◆ **Dataset entries**:

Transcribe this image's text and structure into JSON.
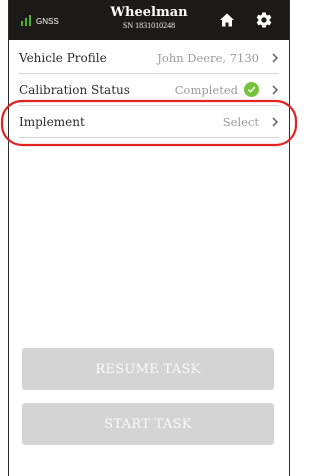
{
  "header": {
    "gnss_label": "GNSS",
    "title": "Wheelman",
    "serial": "SN 1831010248",
    "home_icon": "home-icon",
    "settings_icon": "gear-icon"
  },
  "rows": [
    {
      "label": "Vehicle Profile",
      "value": "John Deere, 7130"
    },
    {
      "label": "Calibration Status",
      "value": "Completed",
      "status_icon": "check-circle-icon"
    },
    {
      "label": "Implement",
      "value": "Select"
    }
  ],
  "buttons": {
    "resume": "RESUME TASK",
    "start": "START TASK"
  },
  "colors": {
    "header_bg": "#1c1a19",
    "signal_green": "#4caf2e",
    "check_green": "#74c23a",
    "button_disabled": "#d4d4d4",
    "annotation_red": "#e32222"
  }
}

◆ **REQUIRED TASK**: Reproduce every line from the entries that holds the word "value".

◆ **WORKED ANSWER**:
      "value": "John Deere, 7130"
      "value": "Completed",
      "value": "Select"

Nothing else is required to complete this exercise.